──────── RECORDS SHOWN

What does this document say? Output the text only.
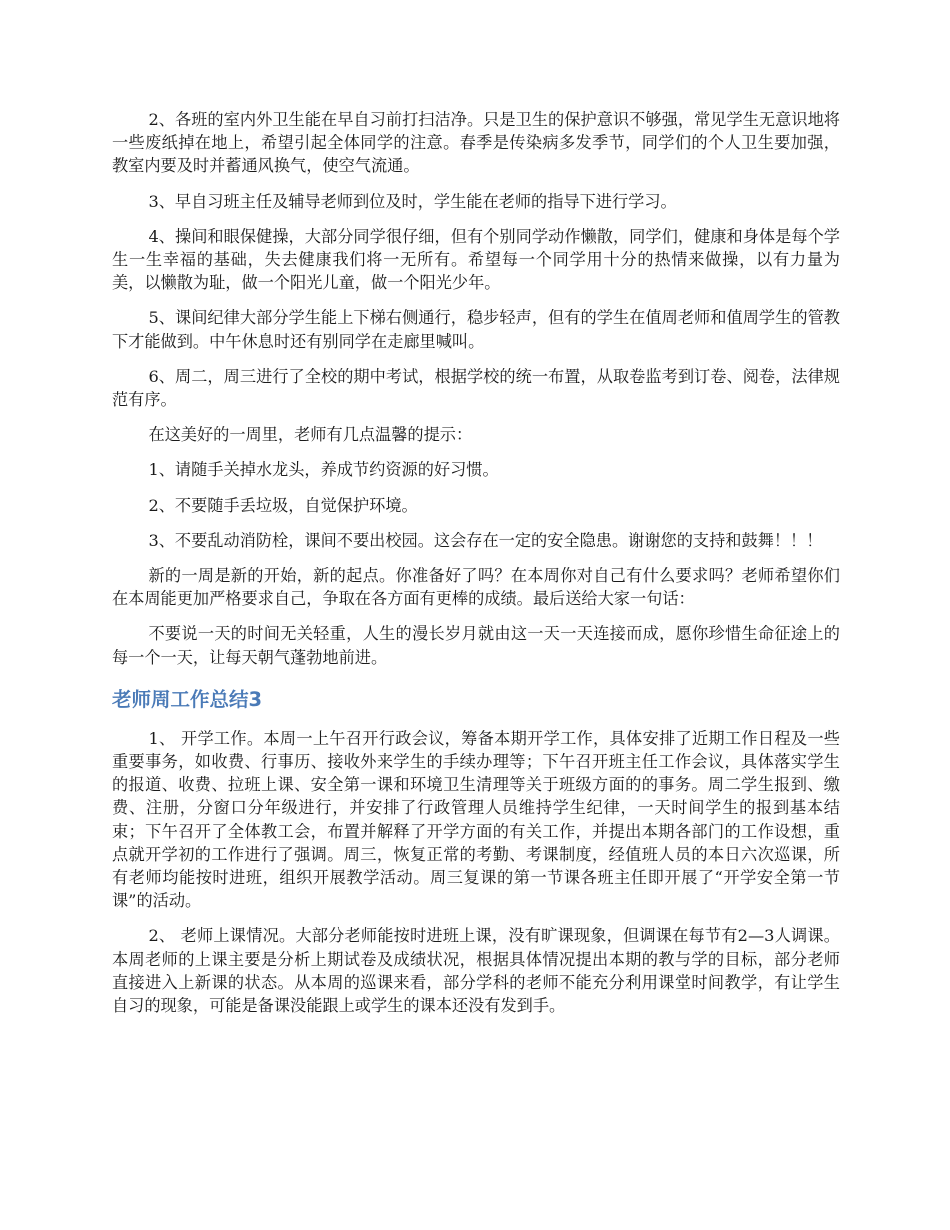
2、各班的室内外卫生能在早自习前打扫洁净。只是卫生的保护意识不够强，常见学生无意识地将一些废纸掉在地上，希望引起全体同学的注意。春季是传染病多发季节，同学们的个人卫生要加强，教室内要及时并蓄通风换气，使空气流通。

3、早自习班主任及辅导老师到位及时，学生能在老师的指导下进行学习。

4、操间和眼保健操，大部分同学很仔细，但有个别同学动作懒散，同学们，健康和身体是每个学生一生幸福的基础，失去健康我们将一无所有。希望每一个同学用十分的热情来做操，以有力量为美，以懒散为耻，做一个阳光儿童，做一个阳光少年。

5、课间纪律大部分学生能上下梯右侧通行，稳步轻声，但有的学生在值周老师和值周学生的管教下才能做到。中午休息时还有别同学在走廊里喊叫。

6、周二，周三进行了全校的期中考试，根据学校的统一布置，从取卷监考到订卷、阅卷，法律规范有序。

在这美好的一周里，老师有几点温馨的提示：

1、请随手关掉水龙头，养成节约资源的好习惯。

2、不要随手丢垃圾，自觉保护环境。

3、不要乱动消防栓，课间不要出校园。这会存在一定的安全隐患。谢谢您的支持和鼓舞！！！

新的一周是新的开始，新的起点。你准备好了吗？在本周你对自己有什么要求吗？老师希望你们在本周能更加严格要求自己，争取在各方面有更棒的成绩。最后送给大家一句话：

不要说一天的时间无关轻重，人生的漫长岁月就由这一天一天连接而成，愿你珍惜生命征途上的每一个一天，让每天朝气蓬勃地前进。

老师周工作总结3

1、 开学工作。本周一上午召开行政会议，筹备本期开学工作，具体安排了近期工作日程及一些重要事务，如收费、行事历、接收外来学生的手续办理等；下午召开班主任工作会议，具体落实学生的报道、收费、拉班上课、安全第一课和环境卫生清理等关于班级方面的的事务。周二学生报到、缴费、注册，分窗口分年级进行，并安排了行政管理人员维持学生纪律，一天时间学生的报到基本结束；下午召开了全体教工会，布置并解释了开学方面的有关工作，并提出本期各部门的工作设想，重点就开学初的工作进行了强调。周三，恢复正常的考勤、考课制度，经值班人员的本日六次巡课，所有老师均能按时进班，组织开展教学活动。周三复课的第一节课各班主任即开展了“开学安全第一节课”的活动。

2、 老师上课情况。大部分老师能按时进班上课，没有旷课现象，但调课在每节有2—3人调课。本周老师的上课主要是分析上期试卷及成绩状况，根据具体情况提出本期的教与学的目标，部分老师直接进入上新课的状态。从本周的巡课来看，部分学科的老师不能充分利用课堂时间教学，有让学生自习的现象，可能是备课没能跟上或学生的课本还没有发到手。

────────────────

WHAT NEEDS TO BE DONE
Quote every record above exactly, leaving out the pictures.

EXERCISE OUTPUT
What does this document say? Output the text only.
2、各班的室内外卫生能在早自习前打扫洁净。只是卫生的保护意识不够强，常见学生无意识地将一些废纸掉在地上，希望引起全体同学的注意。春季是传染病多发季节，同学们的个人卫生要加强，教室内要及时并蓄通风换气，使空气流通。

3、早自习班主任及辅导老师到位及时，学生能在老师的指导下进行学习。

4、操间和眼保健操，大部分同学很仔细，但有个别同学动作懒散，同学们，健康和身体是每个学生一生幸福的基础，失去健康我们将一无所有。希望每一个同学用十分的热情来做操，以有力量为美，以懒散为耻，做一个阳光儿童，做一个阳光少年。

5、课间纪律大部分学生能上下梯右侧通行，稳步轻声，但有的学生在值周老师和值周学生的管教下才能做到。中午休息时还有别同学在走廊里喊叫。

6、周二，周三进行了全校的期中考试，根据学校的统一布置，从取卷监考到订卷、阅卷，法律规范有序。

在这美好的一周里，老师有几点温馨的提示：

1、请随手关掉水龙头，养成节约资源的好习惯。

2、不要随手丢垃圾，自觉保护环境。

3、不要乱动消防栓，课间不要出校园。这会存在一定的安全隐患。谢谢您的支持和鼓舞！！！

新的一周是新的开始，新的起点。你准备好了吗？在本周你对自己有什么要求吗？老师希望你们在本周能更加严格要求自己，争取在各方面有更棒的成绩。最后送给大家一句话：

不要说一天的时间无关轻重，人生的漫长岁月就由这一天一天连接而成，愿你珍惜生命征途上的每一个一天，让每天朝气蓬勃地前进。

老师周工作总结3

1、 开学工作。本周一上午召开行政会议，筹备本期开学工作，具体安排了近期工作日程及一些重要事务，如收费、行事历、接收外来学生的手续办理等；下午召开班主任工作会议，具体落实学生的报道、收费、拉班上课、安全第一课和环境卫生清理等关于班级方面的的事务。周二学生报到、缴费、注册，分窗口分年级进行，并安排了行政管理人员维持学生纪律，一天时间学生的报到基本结束；下午召开了全体教工会，布置并解释了开学方面的有关工作，并提出本期各部门的工作设想，重点就开学初的工作进行了强调。周三，恢复正常的考勤、考课制度，经值班人员的本日六次巡课，所有老师均能按时进班，组织开展教学活动。周三复课的第一节课各班主任即开展了“开学安全第一节课”的活动。

2、 老师上课情况。大部分老师能按时进班上课，没有旷课现象，但调课在每节有2—3人调课。本周老师的上课主要是分析上期试卷及成绩状况，根据具体情况提出本期的教与学的目标，部分老师直接进入上新课的状态。从本周的巡课来看，部分学科的老师不能充分利用课堂时间教学，有让学生自习的现象，可能是备课没能跟上或学生的课本还没有发到手。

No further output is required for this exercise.